Your goal
Make an exact copy of all the records.
┄┄┄┄┄┄
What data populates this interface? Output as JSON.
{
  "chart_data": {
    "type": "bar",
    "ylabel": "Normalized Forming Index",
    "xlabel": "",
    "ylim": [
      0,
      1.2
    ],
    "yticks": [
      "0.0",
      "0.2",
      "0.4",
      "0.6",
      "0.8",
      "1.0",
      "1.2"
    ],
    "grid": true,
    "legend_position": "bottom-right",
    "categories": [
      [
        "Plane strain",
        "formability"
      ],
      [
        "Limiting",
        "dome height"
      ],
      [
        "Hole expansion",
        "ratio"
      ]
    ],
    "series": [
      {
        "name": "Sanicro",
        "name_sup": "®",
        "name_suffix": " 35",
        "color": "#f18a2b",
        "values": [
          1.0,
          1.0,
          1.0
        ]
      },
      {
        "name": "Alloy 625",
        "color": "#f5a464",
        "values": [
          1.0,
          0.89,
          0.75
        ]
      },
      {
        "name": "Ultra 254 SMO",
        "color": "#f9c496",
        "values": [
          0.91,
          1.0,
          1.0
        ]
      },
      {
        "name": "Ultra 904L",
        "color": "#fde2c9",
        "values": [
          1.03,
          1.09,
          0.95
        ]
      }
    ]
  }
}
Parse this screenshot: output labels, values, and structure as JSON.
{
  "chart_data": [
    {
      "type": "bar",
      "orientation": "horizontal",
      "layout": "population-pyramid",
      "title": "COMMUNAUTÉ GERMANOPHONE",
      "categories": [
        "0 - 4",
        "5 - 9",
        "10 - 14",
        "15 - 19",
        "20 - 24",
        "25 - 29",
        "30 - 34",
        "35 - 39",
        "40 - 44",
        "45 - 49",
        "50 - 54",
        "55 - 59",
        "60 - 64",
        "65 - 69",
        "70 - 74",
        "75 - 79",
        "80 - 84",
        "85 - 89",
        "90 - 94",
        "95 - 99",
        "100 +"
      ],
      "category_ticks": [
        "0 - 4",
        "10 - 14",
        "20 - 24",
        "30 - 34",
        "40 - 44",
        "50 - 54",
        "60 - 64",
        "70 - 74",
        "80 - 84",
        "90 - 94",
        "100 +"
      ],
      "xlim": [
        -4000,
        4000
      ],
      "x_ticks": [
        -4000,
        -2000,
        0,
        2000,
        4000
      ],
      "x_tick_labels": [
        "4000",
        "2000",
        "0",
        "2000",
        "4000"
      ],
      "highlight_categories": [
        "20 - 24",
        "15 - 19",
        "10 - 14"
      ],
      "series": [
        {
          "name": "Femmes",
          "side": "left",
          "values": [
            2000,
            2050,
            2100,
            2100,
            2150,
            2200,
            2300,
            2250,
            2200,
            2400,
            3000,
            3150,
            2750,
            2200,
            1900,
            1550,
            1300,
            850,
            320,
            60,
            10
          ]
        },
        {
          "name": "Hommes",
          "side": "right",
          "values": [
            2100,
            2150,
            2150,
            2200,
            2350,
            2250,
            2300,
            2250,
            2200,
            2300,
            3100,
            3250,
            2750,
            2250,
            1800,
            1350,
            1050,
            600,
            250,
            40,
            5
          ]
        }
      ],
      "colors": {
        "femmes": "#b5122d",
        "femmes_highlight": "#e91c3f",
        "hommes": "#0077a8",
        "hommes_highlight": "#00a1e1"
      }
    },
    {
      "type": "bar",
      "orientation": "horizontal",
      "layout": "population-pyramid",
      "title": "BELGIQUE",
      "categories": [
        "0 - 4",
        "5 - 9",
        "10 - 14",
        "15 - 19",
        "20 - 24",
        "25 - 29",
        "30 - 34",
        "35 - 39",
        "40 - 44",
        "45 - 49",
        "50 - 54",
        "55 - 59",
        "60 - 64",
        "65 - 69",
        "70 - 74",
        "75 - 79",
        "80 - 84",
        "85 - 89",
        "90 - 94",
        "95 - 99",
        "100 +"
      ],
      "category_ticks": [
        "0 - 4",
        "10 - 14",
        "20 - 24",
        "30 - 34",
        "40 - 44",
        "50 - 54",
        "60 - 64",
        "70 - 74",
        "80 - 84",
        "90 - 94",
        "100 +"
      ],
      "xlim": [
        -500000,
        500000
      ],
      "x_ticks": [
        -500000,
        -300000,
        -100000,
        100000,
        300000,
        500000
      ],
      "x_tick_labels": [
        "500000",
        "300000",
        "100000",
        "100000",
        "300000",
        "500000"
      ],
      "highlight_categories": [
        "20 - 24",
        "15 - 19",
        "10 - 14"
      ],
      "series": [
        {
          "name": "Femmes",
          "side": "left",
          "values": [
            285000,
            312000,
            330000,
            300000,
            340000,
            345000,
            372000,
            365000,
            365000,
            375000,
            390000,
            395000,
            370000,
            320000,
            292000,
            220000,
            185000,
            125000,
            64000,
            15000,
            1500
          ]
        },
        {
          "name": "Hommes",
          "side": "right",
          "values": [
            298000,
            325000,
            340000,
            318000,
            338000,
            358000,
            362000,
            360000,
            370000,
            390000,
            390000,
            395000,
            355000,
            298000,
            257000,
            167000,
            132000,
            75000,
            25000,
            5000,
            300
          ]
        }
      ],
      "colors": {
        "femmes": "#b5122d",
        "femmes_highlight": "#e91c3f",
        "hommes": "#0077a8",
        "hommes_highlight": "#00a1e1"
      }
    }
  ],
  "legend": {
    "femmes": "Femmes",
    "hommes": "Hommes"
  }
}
┄┄┄┄┄┄
Correct output
What data populates this interface? Output as JSON.
{
  "chart_data": {
    "type": "bar",
    "ylabel": "Normalized Forming Index",
    "xlabel": "",
    "ylim": [
      0,
      1.2
    ],
    "yticks": [
      "0.0",
      "0.2",
      "0.4",
      "0.6",
      "0.8",
      "1.0",
      "1.2"
    ],
    "grid": true,
    "legend_position": "bottom-right",
    "categories": [
      [
        "Plane strain",
        "formability"
      ],
      [
        "Limiting",
        "dome height"
      ],
      [
        "Hole expansion",
        "ratio"
      ]
    ],
    "series": [
      {
        "name": "Sanicro",
        "name_sup": "®",
        "name_suffix": " 35",
        "color": "#f18a2b",
        "values": [
          1.0,
          1.0,
          1.0
        ]
      },
      {
        "name": "Alloy 625",
        "color": "#f5a464",
        "values": [
          1.0,
          0.89,
          0.75
        ]
      },
      {
        "name": "Ultra 254 SMO",
        "color": "#f9c496",
        "values": [
          0.91,
          1.0,
          1.0
        ]
      },
      {
        "name": "Ultra 904L",
        "color": "#fde2c9",
        "values": [
          1.03,
          1.09,
          0.95
        ]
      }
    ]
  }
}
Parse this screenshot: output labels, values, and structure as JSON.
{
  "chart_data": [
    {
      "type": "bar",
      "orientation": "horizontal",
      "layout": "population-pyramid",
      "title": "COMMUNAUTÉ GERMANOPHONE",
      "categories": [
        "0 - 4",
        "5 - 9",
        "10 - 14",
        "15 - 19",
        "20 - 24",
        "25 - 29",
        "30 - 34",
        "35 - 39",
        "40 - 44",
        "45 - 49",
        "50 - 54",
        "55 - 59",
        "60 - 64",
        "65 - 69",
        "70 - 74",
        "75 - 79",
        "80 - 84",
        "85 - 89",
        "90 - 94",
        "95 - 99",
        "100 +"
      ],
      "category_ticks": [
        "0 - 4",
        "10 - 14",
        "20 - 24",
        "30 - 34",
        "40 - 44",
        "50 - 54",
        "60 - 64",
        "70 - 74",
        "80 - 84",
        "90 - 94",
        "100 +"
      ],
      "xlim": [
        -4000,
        4000
      ],
      "x_ticks": [
        -4000,
        -2000,
        0,
        2000,
        4000
      ],
      "x_tick_labels": [
        "4000",
        "2000",
        "0",
        "2000",
        "4000"
      ],
      "highlight_categories": [
        "20 - 24",
        "15 - 19",
        "10 - 14"
      ],
      "series": [
        {
          "name": "Femmes",
          "side": "left",
          "values": [
            2000,
            2050,
            2100,
            2100,
            2150,
            2200,
            2300,
            2250,
            2200,
            2400,
            3000,
            3150,
            2750,
            2200,
            1900,
            1550,
            1300,
            850,
            320,
            60,
            10
          ]
        },
        {
          "name": "Hommes",
          "side": "right",
          "values": [
            2100,
            2150,
            2150,
            2200,
            2350,
            2250,
            2300,
            2250,
            2200,
            2300,
            3100,
            3250,
            2750,
            2250,
            1800,
            1350,
            1050,
            600,
            250,
            40,
            5
          ]
        }
      ],
      "colors": {
        "femmes": "#b5122d",
        "femmes_highlight": "#e91c3f",
        "hommes": "#0077a8",
        "hommes_highlight": "#00a1e1"
      }
    },
    {
      "type": "bar",
      "orientation": "horizontal",
      "layout": "population-pyramid",
      "title": "BELGIQUE",
      "categories": [
        "0 - 4",
        "5 - 9",
        "10 - 14",
        "15 - 19",
        "20 - 24",
        "25 - 29",
        "30 - 34",
        "35 - 39",
        "40 - 44",
        "45 - 49",
        "50 - 54",
        "55 - 59",
        "60 - 64",
        "65 - 69",
        "70 - 74",
        "75 - 79",
        "80 - 84",
        "85 - 89",
        "90 - 94",
        "95 - 99",
        "100 +"
      ],
      "category_ticks": [
        "0 - 4",
        "10 - 14",
        "20 - 24",
        "30 - 34",
        "40 - 44",
        "50 - 54",
        "60 - 64",
        "70 - 74",
        "80 - 84",
        "90 - 94",
        "100 +"
      ],
      "xlim": [
        -500000,
        500000
      ],
      "x_ticks": [
        -500000,
        -300000,
        -100000,
        100000,
        300000,
        500000
      ],
      "x_tick_labels": [
        "500000",
        "300000",
        "100000",
        "100000",
        "300000",
        "500000"
      ],
      "highlight_categories": [
        "20 - 24",
        "15 - 19",
        "10 - 14"
      ],
      "series": [
        {
          "name": "Femmes",
          "side": "left",
          "values": [
            285000,
            312000,
            330000,
            300000,
            340000,
            345000,
            372000,
            365000,
            365000,
            375000,
            390000,
            395000,
            370000,
            320000,
            292000,
            220000,
            185000,
            125000,
            64000,
            15000,
            1500
          ]
        },
        {
          "name": "Hommes",
          "side": "right",
          "values": [
            298000,
            325000,
            340000,
            318000,
            338000,
            358000,
            362000,
            360000,
            370000,
            390000,
            390000,
            395000,
            355000,
            298000,
            257000,
            167000,
            132000,
            75000,
            25000,
            5000,
            300
          ]
        }
      ],
      "colors": {
        "femmes": "#b5122d",
        "femmes_highlight": "#e91c3f",
        "hommes": "#0077a8",
        "hommes_highlight": "#00a1e1"
      }
    }
  ],
  "legend": {
    "femmes": "Femmes",
    "hommes": "Hommes"
  }
}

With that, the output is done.